- _Exercise objective_
Exclude the pictures and return every line exactly as written.

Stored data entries
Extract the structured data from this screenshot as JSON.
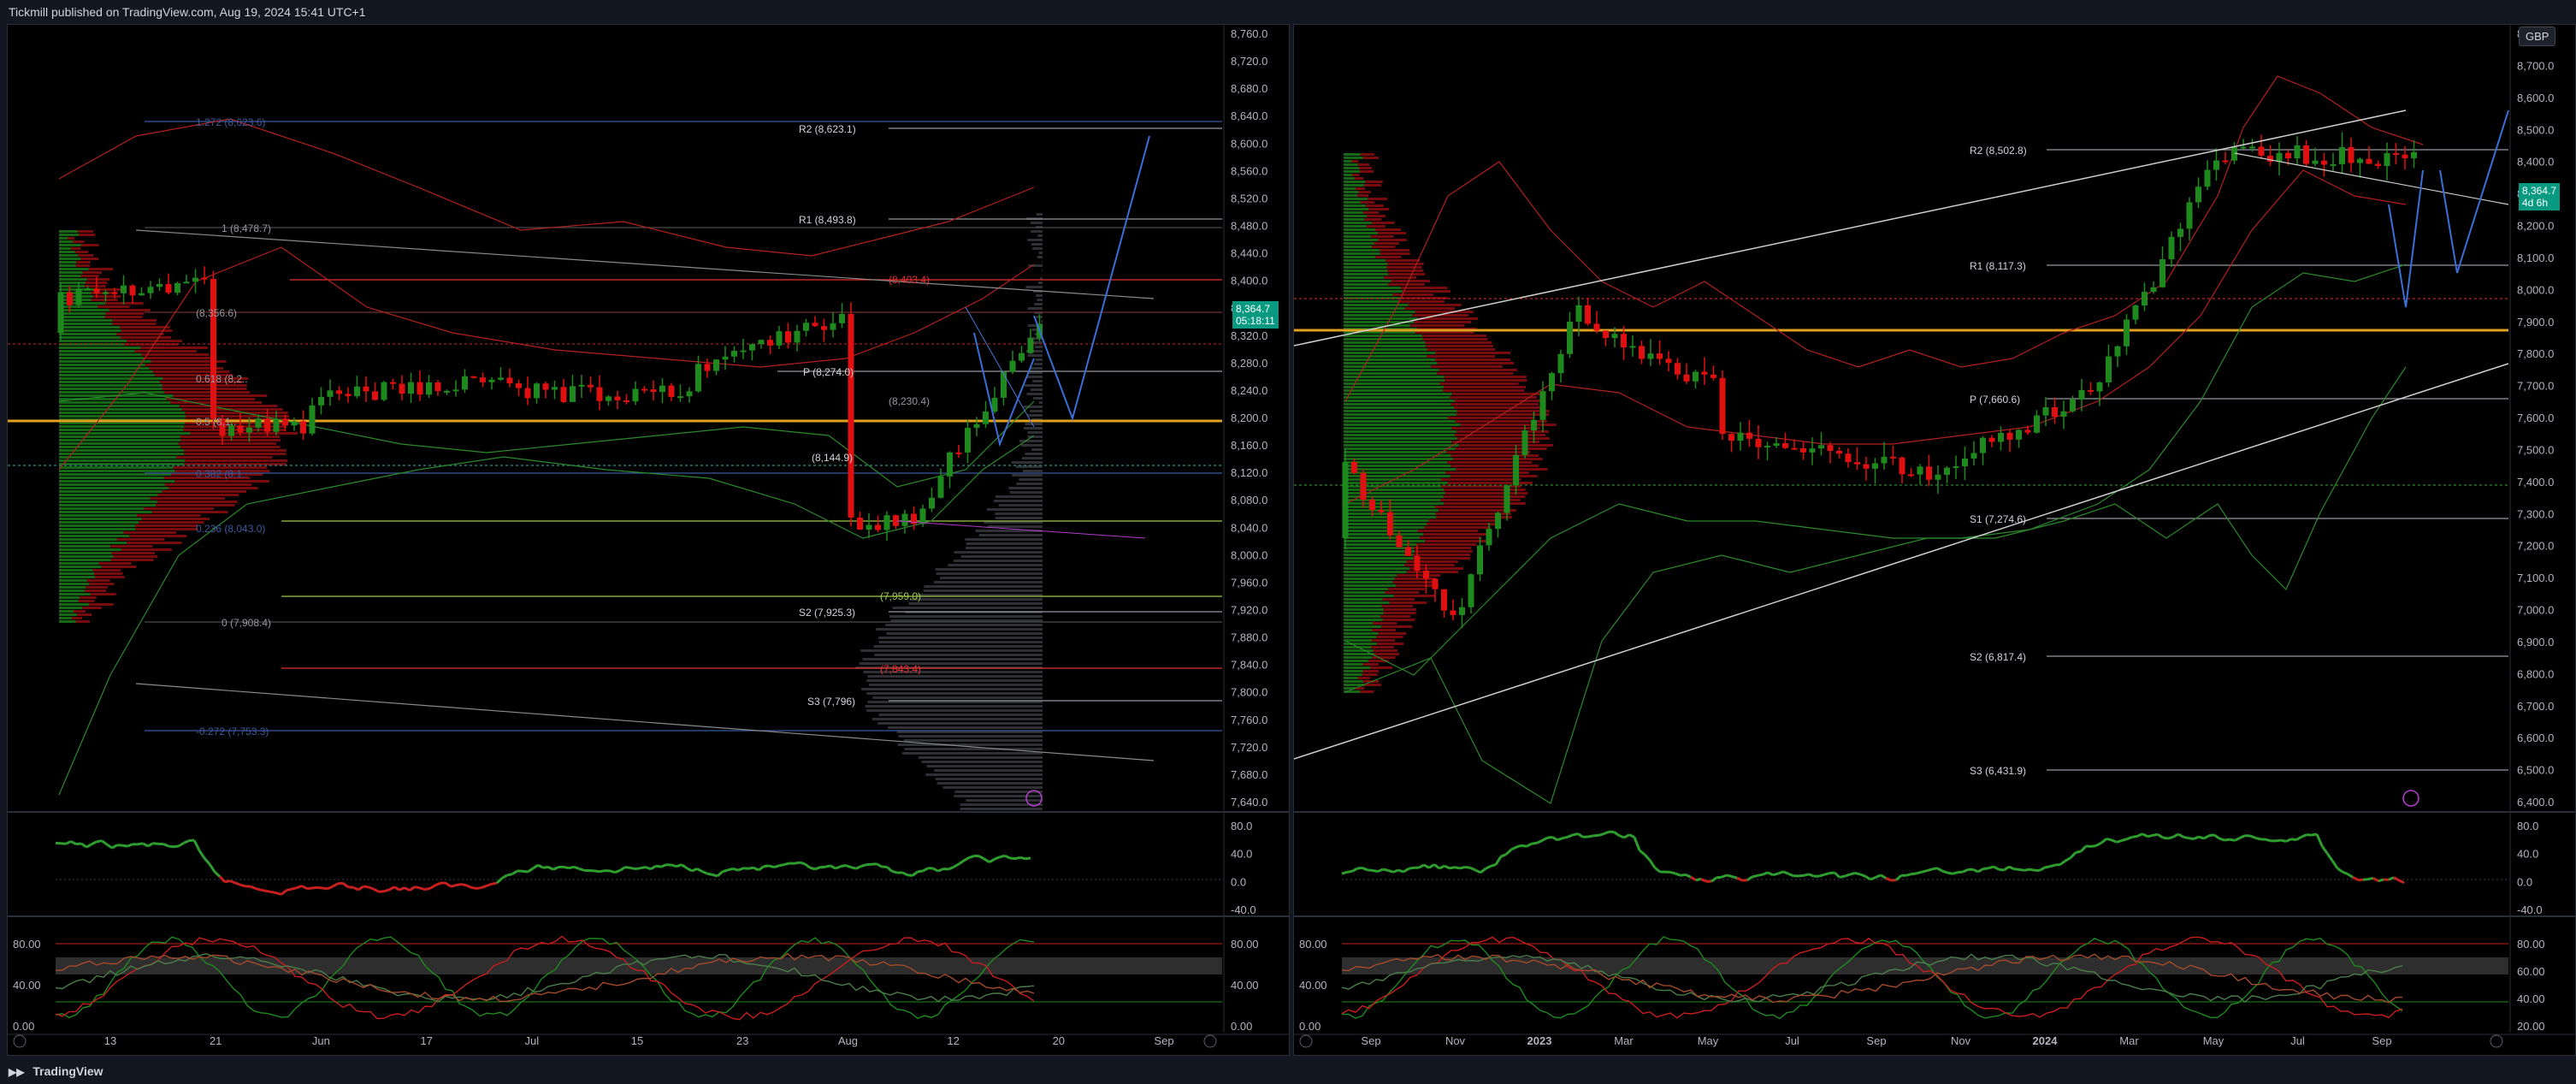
{
  "header": {
    "publisher": "Tickmill published on TradingView.com, Aug 19, 2024 15:41 UTC+1"
  },
  "footer": {
    "brand": "TradingView"
  },
  "colors": {
    "up": "#1e8a1e",
    "down": "#e01010",
    "bg": "#000000",
    "grid": "#1c1f26"
  },
  "left": {
    "price_axis": [
      "8,760.0",
      "8,720.0",
      "8,680.0",
      "8,640.0",
      "8,600.0",
      "8,560.0",
      "8,520.0",
      "8,480.0",
      "8,440.0",
      "8,400.0",
      "8,360.0",
      "8,320.0",
      "8,280.0",
      "8,240.0",
      "8,200.0",
      "8,160.0",
      "8,120.0",
      "8,080.0",
      "8,040.0",
      "8,000.0",
      "7,960.0",
      "7,920.0",
      "7,880.0",
      "7,840.0",
      "7,800.0",
      "7,760.0",
      "7,720.0",
      "7,680.0",
      "7,640.0"
    ],
    "price_badge": {
      "price": "8,364.7",
      "timer": "05:18:11"
    },
    "time_axis": [
      "13",
      "21",
      "Jun",
      "17",
      "Jul",
      "15",
      "23",
      "Aug",
      "12",
      "20",
      "Sep"
    ],
    "fib_labels": [
      "1.272 (8,623.6)",
      "1 (8,478.7)",
      "(8,356.6)",
      "0.618 (8,2..",
      "0.5 (8,1..",
      "0.382 (8,1..",
      "0.236 (8,043.0)",
      "0 (7,908.4)",
      "-0.272 (7,753.3)"
    ],
    "pivot_labels": [
      "R2 (8,623.1)",
      "R1 (8,493.8)",
      "(8,403.4)",
      "P (8,274.0)",
      "(8,230.4)",
      "(8,144.9)",
      "(7,959.0)",
      "S2 (7,925.3)",
      "(7,843.4)",
      "S3 (7,796)"
    ],
    "osc1_axis": [
      "80.0",
      "40.0",
      "0.0",
      "-40.0"
    ],
    "osc2_axis": [
      "80.00",
      "40.00",
      "0.00"
    ],
    "osc2_axis_right": [
      "80.00",
      "40.00",
      "0.00"
    ]
  },
  "right": {
    "currency": "GBP",
    "price_axis": [
      "8,800.0",
      "8,700.0",
      "8,600.0",
      "8,500.0",
      "8,400.0",
      "8,300.0",
      "8,200.0",
      "8,100.0",
      "8,000.0",
      "7,900.0",
      "7,800.0",
      "7,700.0",
      "7,600.0",
      "7,500.0",
      "7,400.0",
      "7,300.0",
      "7,200.0",
      "7,100.0",
      "7,000.0",
      "6,900.0",
      "6,800.0",
      "6,700.0",
      "6,600.0",
      "6,500.0",
      "6,400.0"
    ],
    "price_badge": {
      "price": "8,364.7",
      "timer": "4d 6h"
    },
    "time_axis": [
      "Sep",
      "Nov",
      "2023",
      "Mar",
      "May",
      "Jul",
      "Sep",
      "Nov",
      "2024",
      "Mar",
      "May",
      "Jul",
      "Sep"
    ],
    "pivot_labels": [
      "R2 (8,502.8)",
      "R1 (8,117.3)",
      "P (7,660.6)",
      "S1 (7,274.6)",
      "S2 (6,817.4)",
      "S3 (6,431.9)"
    ],
    "osc1_axis": [
      "80.0",
      "40.0",
      "0.0",
      "-40.0"
    ],
    "osc2_axis": [
      "80.00",
      "40.00",
      "0.00"
    ],
    "osc2_axis_right": [
      "80.00",
      "60.00",
      "40.00",
      "20.00"
    ]
  }
}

- _Exercise output_
Extract the structured data from this screenshot as JSON.
{
  "header": {
    "publisher": "Tickmill published on TradingView.com, Aug 19, 2024 15:41 UTC+1"
  },
  "footer": {
    "brand": "TradingView"
  },
  "colors": {
    "up": "#1e8a1e",
    "down": "#e01010",
    "bg": "#000000",
    "grid": "#1c1f26"
  },
  "left": {
    "price_axis": [
      "8,760.0",
      "8,720.0",
      "8,680.0",
      "8,640.0",
      "8,600.0",
      "8,560.0",
      "8,520.0",
      "8,480.0",
      "8,440.0",
      "8,400.0",
      "8,360.0",
      "8,320.0",
      "8,280.0",
      "8,240.0",
      "8,200.0",
      "8,160.0",
      "8,120.0",
      "8,080.0",
      "8,040.0",
      "8,000.0",
      "7,960.0",
      "7,920.0",
      "7,880.0",
      "7,840.0",
      "7,800.0",
      "7,760.0",
      "7,720.0",
      "7,680.0",
      "7,640.0"
    ],
    "price_badge": {
      "price": "8,364.7",
      "timer": "05:18:11"
    },
    "time_axis": [
      "13",
      "21",
      "Jun",
      "17",
      "Jul",
      "15",
      "23",
      "Aug",
      "12",
      "20",
      "Sep"
    ],
    "fib_labels": [
      "1.272 (8,623.6)",
      "1 (8,478.7)",
      "(8,356.6)",
      "0.618 (8,2..",
      "0.5 (8,1..",
      "0.382 (8,1..",
      "0.236 (8,043.0)",
      "0 (7,908.4)",
      "-0.272 (7,753.3)"
    ],
    "pivot_labels": [
      "R2 (8,623.1)",
      "R1 (8,493.8)",
      "(8,403.4)",
      "P (8,274.0)",
      "(8,230.4)",
      "(8,144.9)",
      "(7,959.0)",
      "S2 (7,925.3)",
      "(7,843.4)",
      "S3 (7,796)"
    ],
    "osc1_axis": [
      "80.0",
      "40.0",
      "0.0",
      "-40.0"
    ],
    "osc2_axis": [
      "80.00",
      "40.00",
      "0.00"
    ],
    "osc2_axis_right": [
      "80.00",
      "40.00",
      "0.00"
    ]
  },
  "right": {
    "currency": "GBP",
    "price_axis": [
      "8,800.0",
      "8,700.0",
      "8,600.0",
      "8,500.0",
      "8,400.0",
      "8,300.0",
      "8,200.0",
      "8,100.0",
      "8,000.0",
      "7,900.0",
      "7,800.0",
      "7,700.0",
      "7,600.0",
      "7,500.0",
      "7,400.0",
      "7,300.0",
      "7,200.0",
      "7,100.0",
      "7,000.0",
      "6,900.0",
      "6,800.0",
      "6,700.0",
      "6,600.0",
      "6,500.0",
      "6,400.0"
    ],
    "price_badge": {
      "price": "8,364.7",
      "timer": "4d 6h"
    },
    "time_axis": [
      "Sep",
      "Nov",
      "2023",
      "Mar",
      "May",
      "Jul",
      "Sep",
      "Nov",
      "2024",
      "Mar",
      "May",
      "Jul",
      "Sep"
    ],
    "pivot_labels": [
      "R2 (8,502.8)",
      "R1 (8,117.3)",
      "P (7,660.6)",
      "S1 (7,274.6)",
      "S2 (6,817.4)",
      "S3 (6,431.9)"
    ],
    "osc1_axis": [
      "80.0",
      "40.0",
      "0.0",
      "-40.0"
    ],
    "osc2_axis": [
      "80.00",
      "40.00",
      "0.00"
    ],
    "osc2_axis_right": [
      "80.00",
      "60.00",
      "40.00",
      "20.00"
    ]
  }
}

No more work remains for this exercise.